EXERCISE OBJECTIVE
Select each line where the word "xlabel" appears.

RECORDS SUPPLIED

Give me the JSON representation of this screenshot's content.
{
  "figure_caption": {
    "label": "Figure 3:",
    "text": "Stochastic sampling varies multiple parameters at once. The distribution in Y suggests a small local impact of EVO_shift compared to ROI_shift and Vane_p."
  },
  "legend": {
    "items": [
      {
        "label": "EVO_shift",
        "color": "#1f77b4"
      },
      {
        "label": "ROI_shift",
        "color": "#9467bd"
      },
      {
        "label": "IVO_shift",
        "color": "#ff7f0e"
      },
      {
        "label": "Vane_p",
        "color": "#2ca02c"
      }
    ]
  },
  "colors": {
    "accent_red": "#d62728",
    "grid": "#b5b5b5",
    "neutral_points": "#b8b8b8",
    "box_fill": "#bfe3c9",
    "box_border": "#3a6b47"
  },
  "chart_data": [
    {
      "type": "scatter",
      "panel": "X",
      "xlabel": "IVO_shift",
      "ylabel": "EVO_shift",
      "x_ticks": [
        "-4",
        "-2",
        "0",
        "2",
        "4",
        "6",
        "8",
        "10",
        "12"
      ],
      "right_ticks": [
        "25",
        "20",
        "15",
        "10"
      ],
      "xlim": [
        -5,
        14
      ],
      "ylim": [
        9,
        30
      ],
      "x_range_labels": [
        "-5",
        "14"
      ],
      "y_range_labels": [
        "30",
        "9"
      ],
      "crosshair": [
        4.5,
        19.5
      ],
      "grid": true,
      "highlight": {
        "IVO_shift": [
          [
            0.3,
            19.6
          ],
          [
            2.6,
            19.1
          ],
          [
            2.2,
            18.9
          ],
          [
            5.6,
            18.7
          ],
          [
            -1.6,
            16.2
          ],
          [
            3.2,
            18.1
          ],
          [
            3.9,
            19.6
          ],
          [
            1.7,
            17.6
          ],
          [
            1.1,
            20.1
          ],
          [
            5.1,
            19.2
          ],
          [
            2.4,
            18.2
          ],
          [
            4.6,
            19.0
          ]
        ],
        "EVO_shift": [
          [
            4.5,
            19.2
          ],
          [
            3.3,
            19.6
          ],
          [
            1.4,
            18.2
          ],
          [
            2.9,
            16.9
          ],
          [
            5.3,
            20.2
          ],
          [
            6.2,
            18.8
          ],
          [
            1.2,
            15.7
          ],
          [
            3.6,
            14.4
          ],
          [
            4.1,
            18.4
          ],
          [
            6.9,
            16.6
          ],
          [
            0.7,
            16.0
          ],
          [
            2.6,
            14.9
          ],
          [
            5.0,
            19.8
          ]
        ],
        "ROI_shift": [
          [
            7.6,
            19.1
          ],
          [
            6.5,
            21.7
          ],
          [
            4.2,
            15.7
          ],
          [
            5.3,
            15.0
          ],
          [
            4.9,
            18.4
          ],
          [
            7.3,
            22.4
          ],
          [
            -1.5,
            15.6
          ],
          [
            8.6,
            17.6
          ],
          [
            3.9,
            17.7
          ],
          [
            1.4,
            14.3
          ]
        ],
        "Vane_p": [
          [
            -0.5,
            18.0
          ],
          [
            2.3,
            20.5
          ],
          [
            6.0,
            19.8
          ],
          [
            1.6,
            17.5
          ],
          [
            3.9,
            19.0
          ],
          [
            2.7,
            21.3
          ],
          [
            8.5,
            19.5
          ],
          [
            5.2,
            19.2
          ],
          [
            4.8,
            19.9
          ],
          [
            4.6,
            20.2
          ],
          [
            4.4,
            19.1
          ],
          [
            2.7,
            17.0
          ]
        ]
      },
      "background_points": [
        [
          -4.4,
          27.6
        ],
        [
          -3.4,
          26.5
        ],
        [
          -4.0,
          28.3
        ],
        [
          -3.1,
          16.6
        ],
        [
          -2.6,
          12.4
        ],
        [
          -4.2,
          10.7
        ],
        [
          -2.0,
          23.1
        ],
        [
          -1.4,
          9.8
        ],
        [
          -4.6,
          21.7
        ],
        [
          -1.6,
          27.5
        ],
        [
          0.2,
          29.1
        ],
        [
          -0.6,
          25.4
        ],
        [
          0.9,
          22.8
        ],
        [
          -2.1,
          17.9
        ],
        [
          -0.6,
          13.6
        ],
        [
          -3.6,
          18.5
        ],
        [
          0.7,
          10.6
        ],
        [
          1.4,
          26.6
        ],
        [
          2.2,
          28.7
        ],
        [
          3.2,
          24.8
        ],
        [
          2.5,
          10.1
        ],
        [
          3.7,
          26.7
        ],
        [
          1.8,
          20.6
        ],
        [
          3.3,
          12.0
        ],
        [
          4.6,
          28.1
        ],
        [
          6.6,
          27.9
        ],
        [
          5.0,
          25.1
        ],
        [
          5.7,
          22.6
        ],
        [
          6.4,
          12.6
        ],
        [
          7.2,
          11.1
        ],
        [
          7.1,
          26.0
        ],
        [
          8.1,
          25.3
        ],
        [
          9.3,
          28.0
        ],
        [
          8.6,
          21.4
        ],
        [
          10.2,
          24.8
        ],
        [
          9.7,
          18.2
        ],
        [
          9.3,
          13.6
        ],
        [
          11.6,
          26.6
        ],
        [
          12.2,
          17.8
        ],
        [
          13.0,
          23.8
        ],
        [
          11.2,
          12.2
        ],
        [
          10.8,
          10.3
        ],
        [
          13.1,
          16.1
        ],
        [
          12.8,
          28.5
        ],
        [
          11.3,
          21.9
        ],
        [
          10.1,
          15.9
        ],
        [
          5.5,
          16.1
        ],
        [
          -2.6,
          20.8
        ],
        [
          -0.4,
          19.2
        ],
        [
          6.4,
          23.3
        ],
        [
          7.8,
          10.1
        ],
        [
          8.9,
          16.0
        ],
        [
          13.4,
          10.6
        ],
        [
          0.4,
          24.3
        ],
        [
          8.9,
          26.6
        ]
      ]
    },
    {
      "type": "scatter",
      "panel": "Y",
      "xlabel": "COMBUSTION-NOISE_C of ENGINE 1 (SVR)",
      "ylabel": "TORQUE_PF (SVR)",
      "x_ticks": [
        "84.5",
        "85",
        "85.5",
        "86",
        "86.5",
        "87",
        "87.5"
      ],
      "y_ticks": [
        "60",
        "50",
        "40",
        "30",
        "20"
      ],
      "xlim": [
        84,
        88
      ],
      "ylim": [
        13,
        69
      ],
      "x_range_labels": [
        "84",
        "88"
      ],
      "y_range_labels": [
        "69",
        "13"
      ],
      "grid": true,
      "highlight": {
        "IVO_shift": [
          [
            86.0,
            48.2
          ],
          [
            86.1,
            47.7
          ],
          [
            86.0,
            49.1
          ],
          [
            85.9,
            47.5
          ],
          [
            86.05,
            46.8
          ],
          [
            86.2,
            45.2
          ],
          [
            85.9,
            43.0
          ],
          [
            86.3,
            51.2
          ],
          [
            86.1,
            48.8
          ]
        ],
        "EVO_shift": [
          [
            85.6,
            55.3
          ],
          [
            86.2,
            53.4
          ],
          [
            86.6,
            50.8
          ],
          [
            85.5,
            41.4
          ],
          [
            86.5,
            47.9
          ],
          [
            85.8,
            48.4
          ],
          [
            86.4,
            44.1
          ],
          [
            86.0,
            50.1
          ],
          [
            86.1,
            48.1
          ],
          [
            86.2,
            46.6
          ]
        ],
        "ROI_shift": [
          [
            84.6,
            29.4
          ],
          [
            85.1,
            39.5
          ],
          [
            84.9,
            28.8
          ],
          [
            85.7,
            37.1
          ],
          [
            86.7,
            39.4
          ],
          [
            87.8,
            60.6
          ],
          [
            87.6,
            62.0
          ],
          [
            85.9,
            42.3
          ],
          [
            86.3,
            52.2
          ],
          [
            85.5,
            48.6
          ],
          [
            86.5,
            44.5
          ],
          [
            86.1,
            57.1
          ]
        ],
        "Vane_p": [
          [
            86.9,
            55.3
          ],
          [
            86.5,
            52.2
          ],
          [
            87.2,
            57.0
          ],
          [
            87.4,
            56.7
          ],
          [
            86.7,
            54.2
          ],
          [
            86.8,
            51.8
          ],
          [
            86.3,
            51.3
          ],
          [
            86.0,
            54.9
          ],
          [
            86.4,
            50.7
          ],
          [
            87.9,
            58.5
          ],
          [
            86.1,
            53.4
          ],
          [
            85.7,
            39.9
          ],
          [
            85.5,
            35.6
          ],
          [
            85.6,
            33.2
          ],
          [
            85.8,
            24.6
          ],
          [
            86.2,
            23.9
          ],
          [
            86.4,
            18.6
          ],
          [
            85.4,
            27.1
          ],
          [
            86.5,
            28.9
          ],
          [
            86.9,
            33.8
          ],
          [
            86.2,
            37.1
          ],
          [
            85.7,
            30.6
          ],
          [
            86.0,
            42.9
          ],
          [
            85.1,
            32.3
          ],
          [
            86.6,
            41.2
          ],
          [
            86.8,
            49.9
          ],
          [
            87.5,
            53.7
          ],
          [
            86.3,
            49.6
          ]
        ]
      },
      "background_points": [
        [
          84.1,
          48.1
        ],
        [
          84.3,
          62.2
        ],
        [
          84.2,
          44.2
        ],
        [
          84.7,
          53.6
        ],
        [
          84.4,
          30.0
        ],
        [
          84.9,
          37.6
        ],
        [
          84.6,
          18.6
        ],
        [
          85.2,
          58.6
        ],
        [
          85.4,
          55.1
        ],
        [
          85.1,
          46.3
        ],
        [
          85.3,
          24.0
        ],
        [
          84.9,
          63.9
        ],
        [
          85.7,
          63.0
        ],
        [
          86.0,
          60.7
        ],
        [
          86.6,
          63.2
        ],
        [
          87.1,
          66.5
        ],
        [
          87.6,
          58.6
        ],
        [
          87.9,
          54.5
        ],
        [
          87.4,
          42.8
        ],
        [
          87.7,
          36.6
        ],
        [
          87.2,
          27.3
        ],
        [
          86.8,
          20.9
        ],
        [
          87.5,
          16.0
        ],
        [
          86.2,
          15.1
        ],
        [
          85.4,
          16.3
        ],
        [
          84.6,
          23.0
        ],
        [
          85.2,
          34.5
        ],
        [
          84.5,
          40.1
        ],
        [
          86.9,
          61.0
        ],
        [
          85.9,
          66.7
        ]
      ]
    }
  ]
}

RIGHT ANSWER
      "xlabel": "IVO_shift",
      "xlabel": "COMBUSTION-NOISE_C of ENGINE 1 (SVR)",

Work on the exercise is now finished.